EXERCISE: For each line of the data below that holds "Philippe", copy the line.

[Records]
────────────────────────────────────────

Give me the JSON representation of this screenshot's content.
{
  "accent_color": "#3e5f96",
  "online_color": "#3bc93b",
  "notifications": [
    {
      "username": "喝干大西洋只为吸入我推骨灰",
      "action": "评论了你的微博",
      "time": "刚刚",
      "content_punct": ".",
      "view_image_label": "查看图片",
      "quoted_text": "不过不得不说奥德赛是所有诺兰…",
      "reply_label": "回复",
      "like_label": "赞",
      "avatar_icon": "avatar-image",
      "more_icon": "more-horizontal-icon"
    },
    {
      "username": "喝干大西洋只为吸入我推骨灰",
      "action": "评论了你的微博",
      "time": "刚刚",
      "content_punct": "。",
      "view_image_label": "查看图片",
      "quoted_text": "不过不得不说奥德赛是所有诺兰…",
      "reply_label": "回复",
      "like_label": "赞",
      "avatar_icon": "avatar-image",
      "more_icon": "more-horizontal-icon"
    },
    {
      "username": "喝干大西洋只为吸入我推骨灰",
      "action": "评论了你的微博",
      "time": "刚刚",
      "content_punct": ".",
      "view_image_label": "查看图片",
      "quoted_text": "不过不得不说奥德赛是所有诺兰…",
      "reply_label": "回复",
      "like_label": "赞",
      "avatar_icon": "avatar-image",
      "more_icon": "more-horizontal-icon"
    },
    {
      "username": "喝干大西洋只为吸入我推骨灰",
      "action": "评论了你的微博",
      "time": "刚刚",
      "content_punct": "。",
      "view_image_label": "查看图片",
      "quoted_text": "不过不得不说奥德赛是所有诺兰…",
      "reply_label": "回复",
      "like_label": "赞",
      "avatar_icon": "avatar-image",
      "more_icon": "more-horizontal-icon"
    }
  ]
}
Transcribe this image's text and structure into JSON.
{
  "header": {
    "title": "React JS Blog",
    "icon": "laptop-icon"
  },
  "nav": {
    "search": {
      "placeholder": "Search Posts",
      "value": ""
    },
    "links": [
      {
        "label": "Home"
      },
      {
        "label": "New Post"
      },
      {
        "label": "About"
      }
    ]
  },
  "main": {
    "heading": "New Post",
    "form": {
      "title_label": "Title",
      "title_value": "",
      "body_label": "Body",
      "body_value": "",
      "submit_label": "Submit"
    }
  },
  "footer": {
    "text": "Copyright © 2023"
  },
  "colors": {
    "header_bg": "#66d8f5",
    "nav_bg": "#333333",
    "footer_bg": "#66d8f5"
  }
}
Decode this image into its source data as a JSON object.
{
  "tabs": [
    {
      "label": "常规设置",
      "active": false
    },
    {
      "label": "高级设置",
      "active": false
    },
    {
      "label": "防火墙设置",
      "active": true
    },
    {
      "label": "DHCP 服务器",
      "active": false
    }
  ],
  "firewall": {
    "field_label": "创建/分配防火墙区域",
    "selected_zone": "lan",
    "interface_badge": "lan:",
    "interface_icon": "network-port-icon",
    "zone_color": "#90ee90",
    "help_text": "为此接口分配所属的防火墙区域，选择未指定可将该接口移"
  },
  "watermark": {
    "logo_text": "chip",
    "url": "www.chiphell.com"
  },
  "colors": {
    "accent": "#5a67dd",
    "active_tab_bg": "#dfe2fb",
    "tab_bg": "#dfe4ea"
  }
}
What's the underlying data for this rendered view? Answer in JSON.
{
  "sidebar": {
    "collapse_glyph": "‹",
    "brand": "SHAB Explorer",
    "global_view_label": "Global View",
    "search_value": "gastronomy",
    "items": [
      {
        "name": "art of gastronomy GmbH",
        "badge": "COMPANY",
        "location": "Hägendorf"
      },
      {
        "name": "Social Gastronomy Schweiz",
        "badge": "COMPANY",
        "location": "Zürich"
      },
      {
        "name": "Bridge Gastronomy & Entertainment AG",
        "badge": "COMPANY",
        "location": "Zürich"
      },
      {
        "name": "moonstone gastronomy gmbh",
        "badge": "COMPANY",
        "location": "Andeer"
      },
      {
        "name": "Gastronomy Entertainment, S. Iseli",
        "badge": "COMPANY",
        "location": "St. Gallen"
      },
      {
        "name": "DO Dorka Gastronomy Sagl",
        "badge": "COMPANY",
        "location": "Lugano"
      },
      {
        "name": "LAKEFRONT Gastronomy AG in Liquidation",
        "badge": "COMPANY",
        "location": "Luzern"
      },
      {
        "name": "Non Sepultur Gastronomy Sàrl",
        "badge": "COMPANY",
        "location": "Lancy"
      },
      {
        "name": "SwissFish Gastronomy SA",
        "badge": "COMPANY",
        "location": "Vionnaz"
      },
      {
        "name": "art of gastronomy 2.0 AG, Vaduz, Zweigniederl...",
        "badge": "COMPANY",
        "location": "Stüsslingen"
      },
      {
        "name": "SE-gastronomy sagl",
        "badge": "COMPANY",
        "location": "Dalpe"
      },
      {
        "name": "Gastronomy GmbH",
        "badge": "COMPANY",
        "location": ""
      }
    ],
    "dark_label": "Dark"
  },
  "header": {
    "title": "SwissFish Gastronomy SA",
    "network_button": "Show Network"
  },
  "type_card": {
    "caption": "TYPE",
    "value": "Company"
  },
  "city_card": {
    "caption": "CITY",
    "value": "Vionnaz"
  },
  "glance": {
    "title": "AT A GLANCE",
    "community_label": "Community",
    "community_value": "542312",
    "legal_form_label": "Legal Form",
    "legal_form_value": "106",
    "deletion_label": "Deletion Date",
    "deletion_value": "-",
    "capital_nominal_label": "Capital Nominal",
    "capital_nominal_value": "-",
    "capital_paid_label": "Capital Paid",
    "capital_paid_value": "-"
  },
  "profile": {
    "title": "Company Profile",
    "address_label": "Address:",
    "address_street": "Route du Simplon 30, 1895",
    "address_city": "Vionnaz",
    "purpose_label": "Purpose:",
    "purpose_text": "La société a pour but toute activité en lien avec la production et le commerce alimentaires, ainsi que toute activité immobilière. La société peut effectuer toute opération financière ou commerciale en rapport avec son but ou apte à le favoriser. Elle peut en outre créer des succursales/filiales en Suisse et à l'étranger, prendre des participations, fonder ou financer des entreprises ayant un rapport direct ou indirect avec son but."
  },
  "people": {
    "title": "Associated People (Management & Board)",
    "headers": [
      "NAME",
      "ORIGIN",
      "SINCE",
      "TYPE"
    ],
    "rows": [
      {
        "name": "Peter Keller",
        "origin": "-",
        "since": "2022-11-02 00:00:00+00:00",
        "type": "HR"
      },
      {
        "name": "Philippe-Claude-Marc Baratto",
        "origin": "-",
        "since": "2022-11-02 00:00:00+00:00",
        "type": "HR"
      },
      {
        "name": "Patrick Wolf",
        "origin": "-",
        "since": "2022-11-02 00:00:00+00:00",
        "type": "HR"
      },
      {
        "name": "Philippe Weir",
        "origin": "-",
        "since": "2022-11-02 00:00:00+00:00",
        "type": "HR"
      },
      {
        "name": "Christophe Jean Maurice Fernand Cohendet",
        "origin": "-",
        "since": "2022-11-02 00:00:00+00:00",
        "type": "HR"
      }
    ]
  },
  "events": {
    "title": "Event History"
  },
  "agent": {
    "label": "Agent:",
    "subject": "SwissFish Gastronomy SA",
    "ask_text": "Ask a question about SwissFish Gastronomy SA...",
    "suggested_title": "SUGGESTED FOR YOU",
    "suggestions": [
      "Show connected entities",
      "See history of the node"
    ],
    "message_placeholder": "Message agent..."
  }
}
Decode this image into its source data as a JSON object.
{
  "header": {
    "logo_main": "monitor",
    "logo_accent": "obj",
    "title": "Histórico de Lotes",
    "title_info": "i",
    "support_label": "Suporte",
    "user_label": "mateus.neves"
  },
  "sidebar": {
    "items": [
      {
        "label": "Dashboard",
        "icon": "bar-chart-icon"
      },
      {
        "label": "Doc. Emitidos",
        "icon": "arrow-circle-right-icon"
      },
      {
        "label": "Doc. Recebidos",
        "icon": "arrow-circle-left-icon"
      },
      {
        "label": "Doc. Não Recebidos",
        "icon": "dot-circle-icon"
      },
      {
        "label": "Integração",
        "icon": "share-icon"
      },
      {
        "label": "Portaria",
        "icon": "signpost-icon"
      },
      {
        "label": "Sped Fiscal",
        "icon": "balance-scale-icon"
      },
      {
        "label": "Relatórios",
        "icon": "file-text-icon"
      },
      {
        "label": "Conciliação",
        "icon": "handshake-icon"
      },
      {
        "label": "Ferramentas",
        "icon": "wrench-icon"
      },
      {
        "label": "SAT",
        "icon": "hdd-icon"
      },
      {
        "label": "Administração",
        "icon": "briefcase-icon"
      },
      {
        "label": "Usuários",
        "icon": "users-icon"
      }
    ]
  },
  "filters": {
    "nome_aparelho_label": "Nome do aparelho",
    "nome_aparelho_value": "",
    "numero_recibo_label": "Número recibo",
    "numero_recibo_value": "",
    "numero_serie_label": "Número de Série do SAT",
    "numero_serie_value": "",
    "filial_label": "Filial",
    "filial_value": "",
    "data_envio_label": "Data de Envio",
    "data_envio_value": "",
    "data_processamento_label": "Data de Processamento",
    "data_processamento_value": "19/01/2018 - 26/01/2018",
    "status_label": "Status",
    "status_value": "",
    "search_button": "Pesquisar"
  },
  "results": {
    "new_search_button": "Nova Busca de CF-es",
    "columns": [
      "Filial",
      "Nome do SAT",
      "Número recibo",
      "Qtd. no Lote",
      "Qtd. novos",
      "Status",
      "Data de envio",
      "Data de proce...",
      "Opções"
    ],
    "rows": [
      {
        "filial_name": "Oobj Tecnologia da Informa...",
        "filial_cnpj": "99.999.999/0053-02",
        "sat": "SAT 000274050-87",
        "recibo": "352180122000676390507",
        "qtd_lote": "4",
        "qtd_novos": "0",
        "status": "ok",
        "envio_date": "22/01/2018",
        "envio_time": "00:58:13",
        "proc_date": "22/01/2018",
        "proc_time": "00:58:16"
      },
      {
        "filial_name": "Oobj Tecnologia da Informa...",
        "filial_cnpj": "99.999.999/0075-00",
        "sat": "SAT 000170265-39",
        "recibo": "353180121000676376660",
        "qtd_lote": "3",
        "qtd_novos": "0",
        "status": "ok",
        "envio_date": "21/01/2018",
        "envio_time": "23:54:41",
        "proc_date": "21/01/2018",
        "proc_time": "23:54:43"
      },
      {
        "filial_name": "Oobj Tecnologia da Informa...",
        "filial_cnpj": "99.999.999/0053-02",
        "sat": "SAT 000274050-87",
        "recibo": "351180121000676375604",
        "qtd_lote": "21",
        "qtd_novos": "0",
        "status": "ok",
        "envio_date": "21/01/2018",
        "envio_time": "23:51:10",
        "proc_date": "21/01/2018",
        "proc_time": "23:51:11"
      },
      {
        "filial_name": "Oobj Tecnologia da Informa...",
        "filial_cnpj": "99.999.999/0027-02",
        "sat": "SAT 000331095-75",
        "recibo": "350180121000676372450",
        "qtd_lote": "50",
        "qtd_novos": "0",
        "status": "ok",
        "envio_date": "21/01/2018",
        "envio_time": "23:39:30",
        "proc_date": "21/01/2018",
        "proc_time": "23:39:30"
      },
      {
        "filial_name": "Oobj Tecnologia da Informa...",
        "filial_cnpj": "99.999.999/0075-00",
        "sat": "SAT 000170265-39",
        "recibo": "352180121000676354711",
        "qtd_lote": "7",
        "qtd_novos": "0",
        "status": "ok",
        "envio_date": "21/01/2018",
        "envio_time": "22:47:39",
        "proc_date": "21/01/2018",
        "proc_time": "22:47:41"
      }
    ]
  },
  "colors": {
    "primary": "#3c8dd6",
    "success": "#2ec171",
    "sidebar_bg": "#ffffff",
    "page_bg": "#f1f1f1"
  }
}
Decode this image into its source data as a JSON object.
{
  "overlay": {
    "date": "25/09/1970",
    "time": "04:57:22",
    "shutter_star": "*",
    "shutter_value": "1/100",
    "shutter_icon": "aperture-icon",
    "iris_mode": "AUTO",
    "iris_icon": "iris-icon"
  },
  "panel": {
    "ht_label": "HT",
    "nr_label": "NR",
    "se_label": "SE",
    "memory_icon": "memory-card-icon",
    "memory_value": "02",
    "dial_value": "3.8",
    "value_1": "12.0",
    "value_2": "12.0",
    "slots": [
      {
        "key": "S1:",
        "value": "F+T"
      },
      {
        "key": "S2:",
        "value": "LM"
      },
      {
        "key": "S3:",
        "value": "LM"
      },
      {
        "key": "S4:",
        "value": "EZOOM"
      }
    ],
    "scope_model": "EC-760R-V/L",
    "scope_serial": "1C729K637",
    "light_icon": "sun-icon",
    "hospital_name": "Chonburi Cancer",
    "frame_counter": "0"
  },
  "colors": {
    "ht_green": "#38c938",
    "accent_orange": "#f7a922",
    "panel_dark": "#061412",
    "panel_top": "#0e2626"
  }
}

────────────────────────────────────────

WRITTEN ANSWER:
        "name": "Philippe-Claude-Marc Baratto",
        "name": "Philippe Weir",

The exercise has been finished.